■ **PROBLEM DETAILS**:
Pictures do not belong in the copy. Return all of the entries exactly.

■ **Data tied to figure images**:

┄┄┄┄┄┄┄┄┄┄

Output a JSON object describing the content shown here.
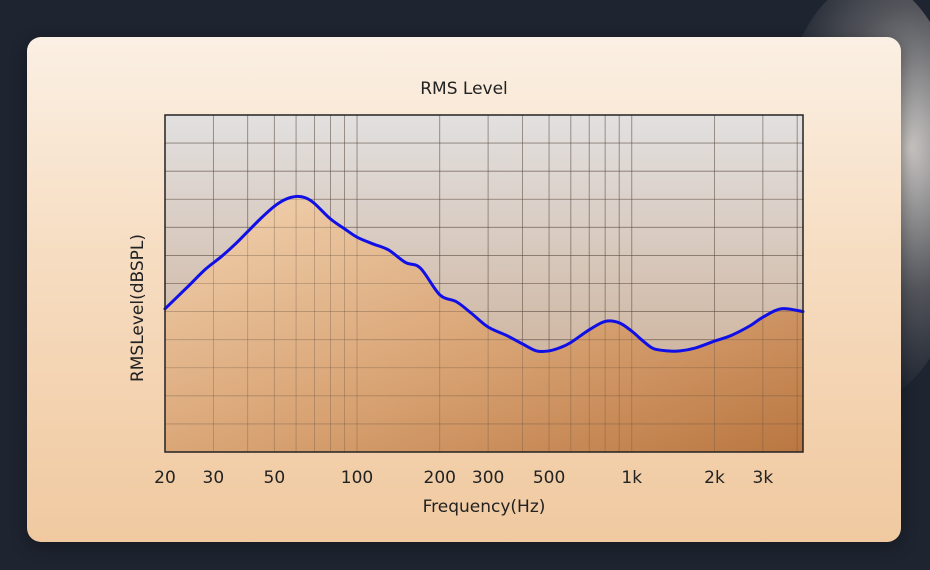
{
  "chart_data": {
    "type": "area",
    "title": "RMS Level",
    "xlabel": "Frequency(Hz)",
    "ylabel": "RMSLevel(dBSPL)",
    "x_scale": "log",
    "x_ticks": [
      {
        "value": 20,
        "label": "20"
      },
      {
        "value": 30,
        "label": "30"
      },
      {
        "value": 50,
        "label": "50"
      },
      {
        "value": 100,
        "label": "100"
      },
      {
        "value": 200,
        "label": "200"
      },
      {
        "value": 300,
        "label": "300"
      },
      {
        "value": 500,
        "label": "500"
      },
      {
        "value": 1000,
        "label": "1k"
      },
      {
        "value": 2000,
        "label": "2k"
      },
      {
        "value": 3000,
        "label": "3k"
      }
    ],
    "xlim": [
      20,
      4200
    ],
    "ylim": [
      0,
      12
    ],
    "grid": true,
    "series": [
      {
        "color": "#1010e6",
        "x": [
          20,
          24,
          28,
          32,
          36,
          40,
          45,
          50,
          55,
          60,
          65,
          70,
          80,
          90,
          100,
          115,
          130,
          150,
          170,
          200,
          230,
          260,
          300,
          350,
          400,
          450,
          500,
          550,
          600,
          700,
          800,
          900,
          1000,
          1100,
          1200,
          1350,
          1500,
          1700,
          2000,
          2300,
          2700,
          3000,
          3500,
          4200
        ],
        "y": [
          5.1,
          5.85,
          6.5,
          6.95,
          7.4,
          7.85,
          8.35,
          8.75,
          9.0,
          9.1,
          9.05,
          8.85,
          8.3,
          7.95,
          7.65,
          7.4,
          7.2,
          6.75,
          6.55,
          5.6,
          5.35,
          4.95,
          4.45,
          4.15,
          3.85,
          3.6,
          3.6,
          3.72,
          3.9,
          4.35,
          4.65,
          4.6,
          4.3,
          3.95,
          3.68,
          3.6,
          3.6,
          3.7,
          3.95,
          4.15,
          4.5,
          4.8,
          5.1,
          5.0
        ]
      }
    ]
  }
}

┄┄┄┄┄┄┄┄┄┄

■ **SOLUTION FOR THIS EXERCISE**:
Output a JSON object describing the content shown here.
{
  "chart_data": {
    "type": "area",
    "title": "RMS Level",
    "xlabel": "Frequency(Hz)",
    "ylabel": "RMSLevel(dBSPL)",
    "x_scale": "log",
    "x_ticks": [
      {
        "value": 20,
        "label": "20"
      },
      {
        "value": 30,
        "label": "30"
      },
      {
        "value": 50,
        "label": "50"
      },
      {
        "value": 100,
        "label": "100"
      },
      {
        "value": 200,
        "label": "200"
      },
      {
        "value": 300,
        "label": "300"
      },
      {
        "value": 500,
        "label": "500"
      },
      {
        "value": 1000,
        "label": "1k"
      },
      {
        "value": 2000,
        "label": "2k"
      },
      {
        "value": 3000,
        "label": "3k"
      }
    ],
    "xlim": [
      20,
      4200
    ],
    "ylim": [
      0,
      12
    ],
    "grid": true,
    "series": [
      {
        "color": "#1010e6",
        "x": [
          20,
          24,
          28,
          32,
          36,
          40,
          45,
          50,
          55,
          60,
          65,
          70,
          80,
          90,
          100,
          115,
          130,
          150,
          170,
          200,
          230,
          260,
          300,
          350,
          400,
          450,
          500,
          550,
          600,
          700,
          800,
          900,
          1000,
          1100,
          1200,
          1350,
          1500,
          1700,
          2000,
          2300,
          2700,
          3000,
          3500,
          4200
        ],
        "y": [
          5.1,
          5.85,
          6.5,
          6.95,
          7.4,
          7.85,
          8.35,
          8.75,
          9.0,
          9.1,
          9.05,
          8.85,
          8.3,
          7.95,
          7.65,
          7.4,
          7.2,
          6.75,
          6.55,
          5.6,
          5.35,
          4.95,
          4.45,
          4.15,
          3.85,
          3.6,
          3.6,
          3.72,
          3.9,
          4.35,
          4.65,
          4.6,
          4.3,
          3.95,
          3.68,
          3.6,
          3.6,
          3.7,
          3.95,
          4.15,
          4.5,
          4.8,
          5.1,
          5.0
        ]
      }
    ]
  }
}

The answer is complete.